═══ GIVEN RECORDS ═══
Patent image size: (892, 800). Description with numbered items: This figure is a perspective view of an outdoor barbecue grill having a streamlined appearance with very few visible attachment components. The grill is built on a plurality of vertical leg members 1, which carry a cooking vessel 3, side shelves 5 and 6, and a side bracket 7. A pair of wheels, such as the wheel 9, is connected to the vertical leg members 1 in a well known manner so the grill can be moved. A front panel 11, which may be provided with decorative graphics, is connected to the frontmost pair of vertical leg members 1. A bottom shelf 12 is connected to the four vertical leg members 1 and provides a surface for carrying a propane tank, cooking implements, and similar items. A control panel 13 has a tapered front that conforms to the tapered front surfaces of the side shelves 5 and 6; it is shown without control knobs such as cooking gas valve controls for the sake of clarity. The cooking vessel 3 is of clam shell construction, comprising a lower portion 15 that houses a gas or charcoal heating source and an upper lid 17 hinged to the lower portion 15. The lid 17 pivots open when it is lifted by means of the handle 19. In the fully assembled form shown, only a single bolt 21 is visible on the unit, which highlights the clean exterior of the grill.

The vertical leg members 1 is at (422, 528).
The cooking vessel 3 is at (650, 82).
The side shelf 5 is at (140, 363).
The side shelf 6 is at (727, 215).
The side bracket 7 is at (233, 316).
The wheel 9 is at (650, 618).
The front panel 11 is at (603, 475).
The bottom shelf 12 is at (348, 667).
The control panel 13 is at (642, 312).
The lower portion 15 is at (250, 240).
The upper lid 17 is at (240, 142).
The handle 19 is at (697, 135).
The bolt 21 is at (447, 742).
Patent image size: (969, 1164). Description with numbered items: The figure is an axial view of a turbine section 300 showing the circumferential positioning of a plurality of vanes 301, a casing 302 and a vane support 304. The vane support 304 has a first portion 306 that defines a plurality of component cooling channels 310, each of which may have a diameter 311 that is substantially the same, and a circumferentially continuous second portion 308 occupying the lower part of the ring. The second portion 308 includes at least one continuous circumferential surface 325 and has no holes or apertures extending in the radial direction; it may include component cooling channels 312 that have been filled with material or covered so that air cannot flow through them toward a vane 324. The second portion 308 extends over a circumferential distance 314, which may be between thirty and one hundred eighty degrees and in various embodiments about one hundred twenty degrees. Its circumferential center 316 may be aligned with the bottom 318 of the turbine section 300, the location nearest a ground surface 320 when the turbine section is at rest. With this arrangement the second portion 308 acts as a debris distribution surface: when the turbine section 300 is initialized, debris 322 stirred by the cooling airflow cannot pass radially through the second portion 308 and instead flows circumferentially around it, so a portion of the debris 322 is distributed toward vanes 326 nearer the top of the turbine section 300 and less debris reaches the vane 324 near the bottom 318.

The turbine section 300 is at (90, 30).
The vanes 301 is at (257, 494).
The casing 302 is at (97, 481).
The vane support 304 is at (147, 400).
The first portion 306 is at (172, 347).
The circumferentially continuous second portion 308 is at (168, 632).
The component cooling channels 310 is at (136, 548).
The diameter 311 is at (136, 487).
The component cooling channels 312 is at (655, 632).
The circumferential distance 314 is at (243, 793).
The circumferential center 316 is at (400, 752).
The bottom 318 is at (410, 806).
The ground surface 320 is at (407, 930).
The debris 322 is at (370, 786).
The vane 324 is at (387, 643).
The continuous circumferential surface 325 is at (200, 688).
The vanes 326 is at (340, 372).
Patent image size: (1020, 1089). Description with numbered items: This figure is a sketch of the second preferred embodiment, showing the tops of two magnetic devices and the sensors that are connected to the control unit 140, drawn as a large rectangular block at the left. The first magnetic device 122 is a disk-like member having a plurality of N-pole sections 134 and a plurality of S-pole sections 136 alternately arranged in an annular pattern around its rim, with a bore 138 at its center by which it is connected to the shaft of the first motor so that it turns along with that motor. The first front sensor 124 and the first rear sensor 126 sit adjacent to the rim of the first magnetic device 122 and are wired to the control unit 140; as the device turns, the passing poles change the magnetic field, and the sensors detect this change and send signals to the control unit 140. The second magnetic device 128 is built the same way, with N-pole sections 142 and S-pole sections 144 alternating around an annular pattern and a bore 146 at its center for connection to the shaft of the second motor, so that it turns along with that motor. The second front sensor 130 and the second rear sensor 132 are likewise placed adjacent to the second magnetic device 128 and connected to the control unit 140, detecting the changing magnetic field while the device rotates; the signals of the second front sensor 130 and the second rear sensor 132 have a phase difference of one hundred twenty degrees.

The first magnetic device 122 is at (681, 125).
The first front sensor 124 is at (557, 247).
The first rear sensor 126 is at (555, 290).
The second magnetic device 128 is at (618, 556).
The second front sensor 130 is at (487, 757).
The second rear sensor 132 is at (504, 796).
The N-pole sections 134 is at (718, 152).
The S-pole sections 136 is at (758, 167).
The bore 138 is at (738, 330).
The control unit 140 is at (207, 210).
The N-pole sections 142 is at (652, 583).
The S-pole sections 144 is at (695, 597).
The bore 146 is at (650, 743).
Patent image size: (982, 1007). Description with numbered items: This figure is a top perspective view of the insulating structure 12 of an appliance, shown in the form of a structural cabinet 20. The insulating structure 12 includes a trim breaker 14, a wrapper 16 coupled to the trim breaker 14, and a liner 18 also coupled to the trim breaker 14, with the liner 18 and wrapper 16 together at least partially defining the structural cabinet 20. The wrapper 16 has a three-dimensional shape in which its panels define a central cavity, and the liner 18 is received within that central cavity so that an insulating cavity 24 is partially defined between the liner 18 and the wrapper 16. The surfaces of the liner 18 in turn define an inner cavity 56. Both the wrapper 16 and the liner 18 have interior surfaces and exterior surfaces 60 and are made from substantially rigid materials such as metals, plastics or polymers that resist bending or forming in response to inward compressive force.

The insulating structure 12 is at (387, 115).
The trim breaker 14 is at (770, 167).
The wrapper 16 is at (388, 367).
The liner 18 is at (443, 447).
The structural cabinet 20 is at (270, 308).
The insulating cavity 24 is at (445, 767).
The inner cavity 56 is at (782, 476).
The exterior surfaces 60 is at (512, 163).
═══
=== TASK TO CARRY OUT ===
Collect every line of the material above that contains the word "insulating".

=== CORRECT RESPONSE ===
Patent image size: (982, 1007). Description with numbered items: This figure is a top perspective view of the insulating structure 12 of an appliance, shown in the form of a structural cabinet 20. The insulating structure 12 includes a trim breaker 14, a wrapper 16 coupled to the trim breaker 14, and a liner 18 also coupled to the trim breaker 14, with the liner 18 and wrapper 16 together at least partially defining the structural cabinet 20. The wrapper 16 has a three-dimensional shape in which its panels define a central cavity, and the liner 18 is received within that central cavity so that an insulating cavity 24 is partially defined between the liner 18 and the wrapper 16. The surfaces of the liner 18 in turn define an inner cavity 56. Both the wrapper 16 and the liner 18 have interior surfaces and exterior surfaces 60 and are made from substantially rigid materials such as metals, plastics or polymers that resist bending or forming in response to inward compressive force.
The insulating structure 12 is at (387, 115).
The insulating cavity 24 is at (445, 767).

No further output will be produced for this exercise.